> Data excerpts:
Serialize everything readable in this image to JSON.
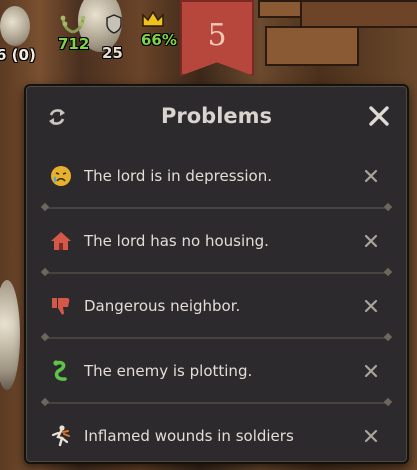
{
  "hud": {
    "population_text": "6 (0)",
    "loyalty_value": "712",
    "shield_value": "25",
    "approval_value": "66%",
    "turn_banner": "5"
  },
  "panel": {
    "title": "Problems",
    "icons": {
      "refresh": "refresh-icon",
      "close": "close-icon"
    }
  },
  "problems": [
    {
      "label": "The lord is in depression.",
      "icon": "crying-face-icon",
      "color": "#e7b12d"
    },
    {
      "label": "The lord has no housing.",
      "icon": "house-icon",
      "color": "#d3584a"
    },
    {
      "label": "Dangerous neighbor.",
      "icon": "thumbs-down-icon",
      "color": "#d3584a"
    },
    {
      "label": "The enemy is plotting.",
      "icon": "snake-icon",
      "color": "#5fc24a"
    },
    {
      "label": "Inflamed wounds in soldiers",
      "icon": "wounded-soldier-icon",
      "color": "#e0772d"
    }
  ]
}
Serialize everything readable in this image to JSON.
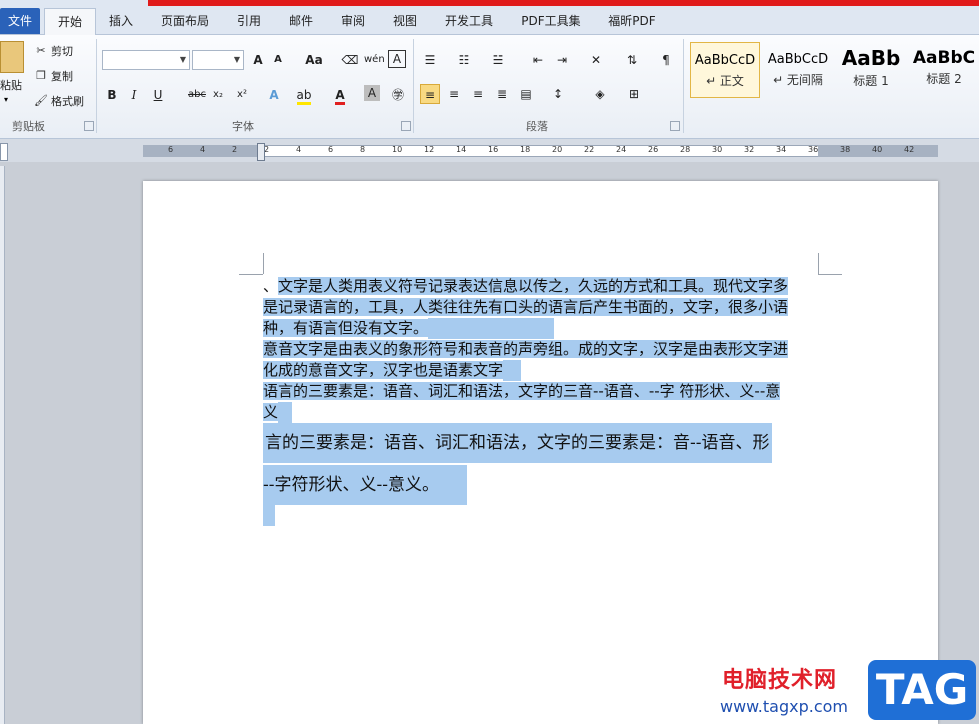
{
  "tabs": [
    "文件",
    "开始",
    "插入",
    "页面布局",
    "引用",
    "邮件",
    "审阅",
    "视图",
    "开发工具",
    "PDF工具集",
    "福昕PDF"
  ],
  "clipboard": {
    "paste": "粘贴",
    "cut": "剪切",
    "copy": "复制",
    "format_painter": "格式刷",
    "label": "剪贴板"
  },
  "font": {
    "label": "字体",
    "name_value": "",
    "size_value": "",
    "grow": "A",
    "shrink": "A",
    "case": "Aa",
    "bold": "B",
    "italic": "I",
    "underline": "U",
    "strike": "abc",
    "subscript": "x₂",
    "superscript": "x²",
    "pinyin": "wén",
    "color_a": "A"
  },
  "paragraph": {
    "label": "段落"
  },
  "styles": [
    {
      "sample": "AaBbCcD",
      "name": "↵ 正文"
    },
    {
      "sample": "AaBbCcD",
      "name": "↵ 无间隔"
    },
    {
      "sample": "AaBb",
      "name": "标题 1"
    },
    {
      "sample": "AaBbC",
      "name": "标题 2"
    }
  ],
  "ruler_ticks": [
    "6",
    "4",
    "2",
    "2",
    "4",
    "6",
    "8",
    "10",
    "12",
    "14",
    "16",
    "18",
    "20",
    "22",
    "24",
    "26",
    "28",
    "30",
    "32",
    "34",
    "36",
    "38",
    "40",
    "42"
  ],
  "document": {
    "lines": [
      "、文字是人类用表义符号记录表达信息以传之，久远的方式和工具。现代文字多",
      "是记录语言的，工具，人类往往先有口头的语言后产生书面的，文字，很多小语",
      "种，有语言但没有文字。",
      "意音文字是由表义的象形符号和表音的声旁组。成的文字，汉字是由表形文字进",
      "化成的意音文字，汉字也是语素文字",
      "语言的三要素是：语音、词汇和语法，文字的三音--语音、--字  符形状、义--意",
      "义",
      "言的三要素是：语音、词汇和语法，文字的三要素是：音--语音、形",
      "--字符形状、义--意义。"
    ]
  },
  "watermark": {
    "site_name": "电脑技术网",
    "url": "www.tagxp.com",
    "tag": "TAG"
  }
}
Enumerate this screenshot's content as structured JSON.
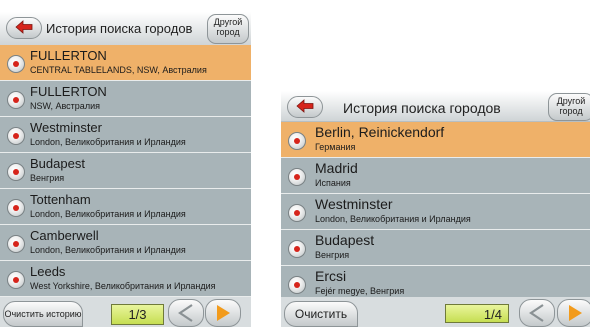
{
  "colors": {
    "selected_row": "#efb169",
    "row": "#a8b4b8",
    "page_box": "#c6de52",
    "arrow_orange": "#f29b1c",
    "back_red": "#d6241b"
  },
  "screen_a": {
    "title": "История поиска городов",
    "other_button": "Другой город",
    "rows": [
      {
        "name": "FULLERTON",
        "sub": "CENTRAL TABLELANDS, NSW, Австралия",
        "selected": true,
        "icon": "pin-icon"
      },
      {
        "name": "FULLERTON",
        "sub": "NSW, Австралия",
        "selected": false,
        "icon": "pin-icon"
      },
      {
        "name": "Westminster",
        "sub": "London, Великобритания и Ирландия",
        "selected": false,
        "icon": "pin-icon"
      },
      {
        "name": "Budapest",
        "sub": "Венгрия",
        "selected": false,
        "icon": "pin-icon"
      },
      {
        "name": "Tottenham",
        "sub": "London, Великобритания и Ирландия",
        "selected": false,
        "icon": "pin-icon"
      },
      {
        "name": "Camberwell",
        "sub": "London, Великобритания и Ирландия",
        "selected": false,
        "icon": "pin-icon"
      },
      {
        "name": "Leeds",
        "sub": "West Yorkshire, Великобритания и Ирландия",
        "selected": false,
        "icon": "pin-icon"
      }
    ],
    "clear_button": "Очистить историю",
    "page": "1/3"
  },
  "screen_b": {
    "title": "История поиска городов",
    "other_button": "Другой город",
    "rows": [
      {
        "name": "Berlin, Reinickendorf",
        "sub": "Германия",
        "selected": true,
        "icon": "pin-icon"
      },
      {
        "name": "Madrid",
        "sub": "Испания",
        "selected": false,
        "icon": "pin-icon"
      },
      {
        "name": "Westminster",
        "sub": "London, Великобритания и Ирландия",
        "selected": false,
        "icon": "pin-icon"
      },
      {
        "name": "Budapest",
        "sub": "Венгрия",
        "selected": false,
        "icon": "pin-icon"
      },
      {
        "name": "Ercsi",
        "sub": "Fejér megye, Венгрия",
        "selected": false,
        "icon": "pin-icon"
      }
    ],
    "clear_button": "Очистить",
    "page": "1/4"
  }
}
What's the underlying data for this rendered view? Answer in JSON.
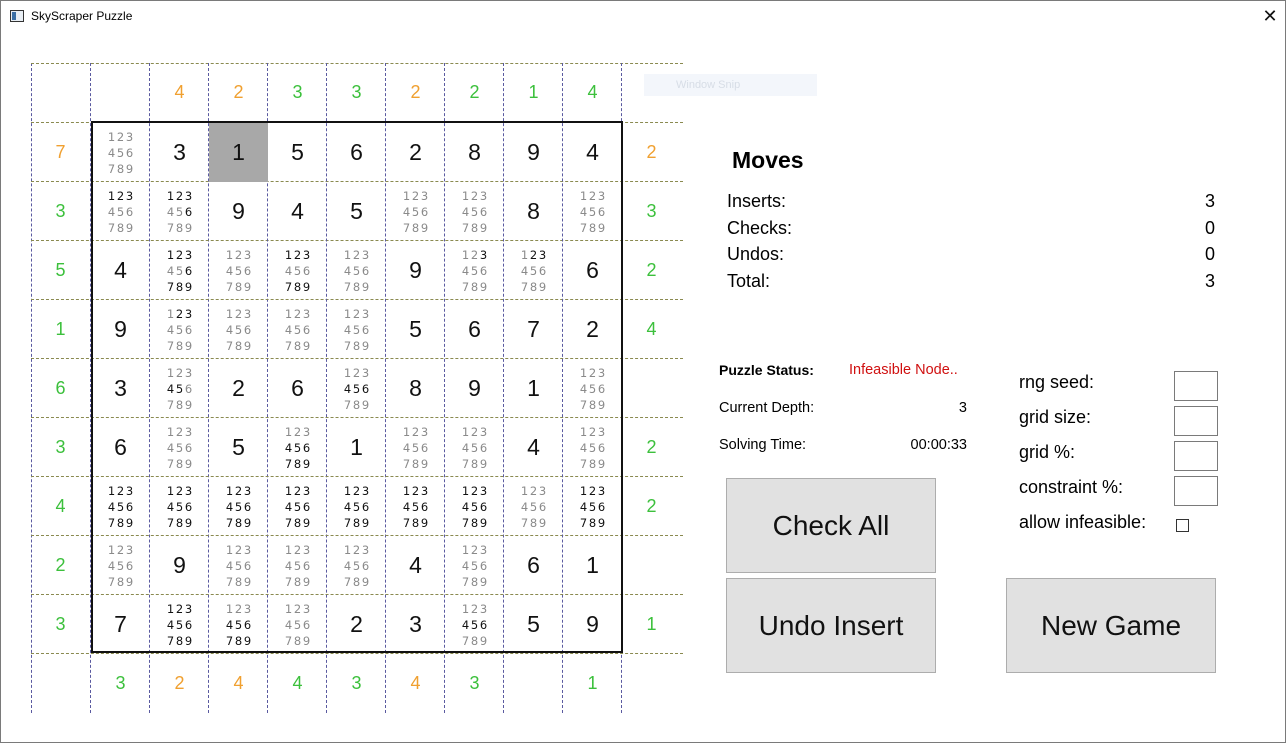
{
  "window": {
    "title": "SkyScraper Puzzle",
    "close_glyph": "✕"
  },
  "snip_overlay": "Window Snip",
  "clues": {
    "top": [
      {
        "v": "4",
        "c": "#f0a030"
      },
      {
        "v": "2",
        "c": "#f0a030"
      },
      {
        "v": "3",
        "c": "#3cc03c"
      },
      {
        "v": "3",
        "c": "#3cc03c"
      },
      {
        "v": "2",
        "c": "#f0a030"
      },
      {
        "v": "2",
        "c": "#3cc03c"
      },
      {
        "v": "1",
        "c": "#3cc03c"
      },
      {
        "v": "4",
        "c": "#3cc03c"
      }
    ],
    "top_offset": 1,
    "left": [
      {
        "v": "7",
        "c": "#f0a030"
      },
      {
        "v": "3",
        "c": "#3cc03c"
      },
      {
        "v": "5",
        "c": "#3cc03c"
      },
      {
        "v": "1",
        "c": "#3cc03c"
      },
      {
        "v": "6",
        "c": "#3cc03c"
      },
      {
        "v": "3",
        "c": "#3cc03c"
      },
      {
        "v": "4",
        "c": "#3cc03c"
      },
      {
        "v": "2",
        "c": "#3cc03c"
      },
      {
        "v": "3",
        "c": "#3cc03c"
      }
    ],
    "right": [
      {
        "v": "2",
        "c": "#f0a030"
      },
      {
        "v": "3",
        "c": "#3cc03c"
      },
      {
        "v": "2",
        "c": "#3cc03c"
      },
      {
        "v": "4",
        "c": "#3cc03c"
      },
      {
        "v": "",
        "c": "#3cc03c"
      },
      {
        "v": "2",
        "c": "#3cc03c"
      },
      {
        "v": "2",
        "c": "#3cc03c"
      },
      {
        "v": "",
        "c": "#3cc03c"
      },
      {
        "v": "1",
        "c": "#3cc03c"
      }
    ],
    "bottom": [
      {
        "v": "3",
        "c": "#3cc03c"
      },
      {
        "v": "2",
        "c": "#f0a030"
      },
      {
        "v": "4",
        "c": "#f0a030"
      },
      {
        "v": "4",
        "c": "#3cc03c"
      },
      {
        "v": "3",
        "c": "#3cc03c"
      },
      {
        "v": "4",
        "c": "#f0a030"
      },
      {
        "v": "3",
        "c": "#3cc03c"
      },
      {
        "v": "",
        "c": "#3cc03c"
      },
      {
        "v": "1",
        "c": "#3cc03c"
      }
    ]
  },
  "grid": [
    [
      "C:123456789:",
      "3",
      "1",
      "5",
      "6",
      "2",
      "8",
      "9",
      "4"
    ],
    [
      "C:123456789:123",
      "C:123456789:1236",
      "9",
      "4",
      "5",
      "C:123456789:",
      "C:123456789:",
      "8",
      "C:123456789:"
    ],
    [
      "4",
      "C:123456789:1236789",
      "C:123456789:",
      "C:123456789:123789",
      "C:123456789:",
      "9",
      "C:123456789:3",
      "C:123456789:23",
      "6"
    ],
    [
      "9",
      "C:123456789:23",
      "C:123456789:",
      "C:123456789:",
      "C:123456789:",
      "5",
      "6",
      "7",
      "2"
    ],
    [
      "3",
      "C:123456789:45",
      "2",
      "6",
      "C:123456789:456",
      "8",
      "9",
      "1",
      "C:123456789:"
    ],
    [
      "6",
      "C:123456789:",
      "5",
      "C:123456789:456789",
      "1",
      "C:123456789:",
      "C:123456789:",
      "4",
      "C:123456789:"
    ],
    [
      "C:123456789:123456789",
      "C:123456789:123456789",
      "C:123456789:123456789",
      "C:123456789:123456789",
      "C:123456789:123456789",
      "C:123456789:123456789",
      "C:123456789:123456789",
      "C:123456789:",
      "C:123456789:123456789"
    ],
    [
      "C:123456789:",
      "9",
      "C:123456789:",
      "C:123456789:",
      "C:123456789:",
      "4",
      "C:123456789:",
      "6",
      "1"
    ],
    [
      "7",
      "C:123456789:123456789",
      "C:123456789:456789",
      "C:123456789:",
      "2",
      "3",
      "C:123456789:456",
      "5",
      "9"
    ]
  ],
  "selected_cell": [
    0,
    2
  ],
  "moves": {
    "title": "Moves",
    "rows": [
      {
        "label": "Inserts:",
        "value": "3"
      },
      {
        "label": "Checks:",
        "value": "0"
      },
      {
        "label": "Undos:",
        "value": "0"
      },
      {
        "label": "Total:",
        "value": "3"
      }
    ]
  },
  "status": {
    "label": "Puzzle Status:",
    "value": "Infeasible Node..",
    "depth_label": "Current Depth:",
    "depth_value": "3",
    "time_label": "Solving Time:",
    "time_value": "00:00:33"
  },
  "buttons": {
    "check_all": "Check All",
    "undo_insert": "Undo Insert",
    "new_game": "New Game"
  },
  "options": {
    "rng_seed": "rng seed:",
    "grid_size": "grid size:",
    "grid_pct": "grid %:",
    "constraint_pct": "constraint %:",
    "allow_infeasible": "allow infeasible:"
  }
}
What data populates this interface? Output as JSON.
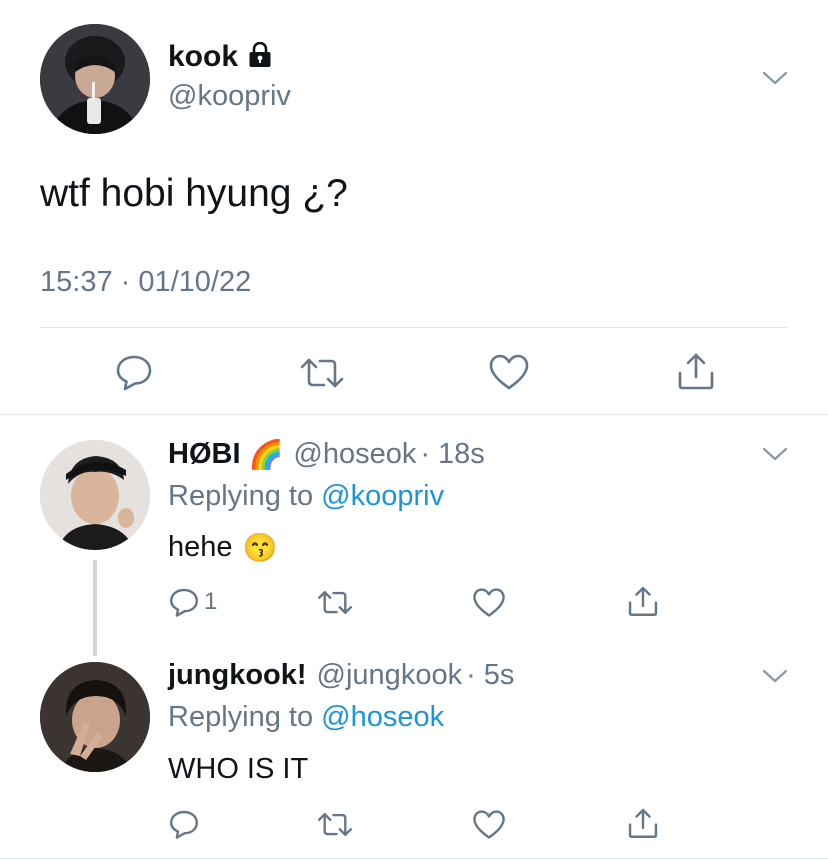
{
  "main_tweet": {
    "display_name": "kook",
    "handle": "@koopriv",
    "text": "wtf hobi hyung ¿?",
    "timestamp": "15:37 · 01/10/22",
    "protected_icon": "lock-icon"
  },
  "replies": [
    {
      "display_name": "HØBI",
      "name_emoji": "🌈",
      "handle": "@hoseok",
      "age": "· 18s",
      "replying_label": "Replying to",
      "replying_to": "@koopriv",
      "text": "hehe",
      "text_emoji": "😙",
      "reply_count": "1"
    },
    {
      "display_name": "jungkook!",
      "handle": "@jungkook",
      "age": "· 5s",
      "replying_label": "Replying to",
      "replying_to": "@hoseok",
      "text": "WHO IS IT"
    }
  ],
  "icons": {
    "reply": "speech-bubble-icon",
    "retweet": "retweet-icon",
    "like": "heart-icon",
    "share": "share-icon",
    "menu": "chevron-down-icon"
  },
  "colors": {
    "text": "#0f1419",
    "secondary": "#657786",
    "link": "#1b95e0",
    "divider": "#e1e8ed"
  }
}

> Aim of the task: In the entries above, count each line with "koopriv"; reply with the total only.

> Output for this exercise: 2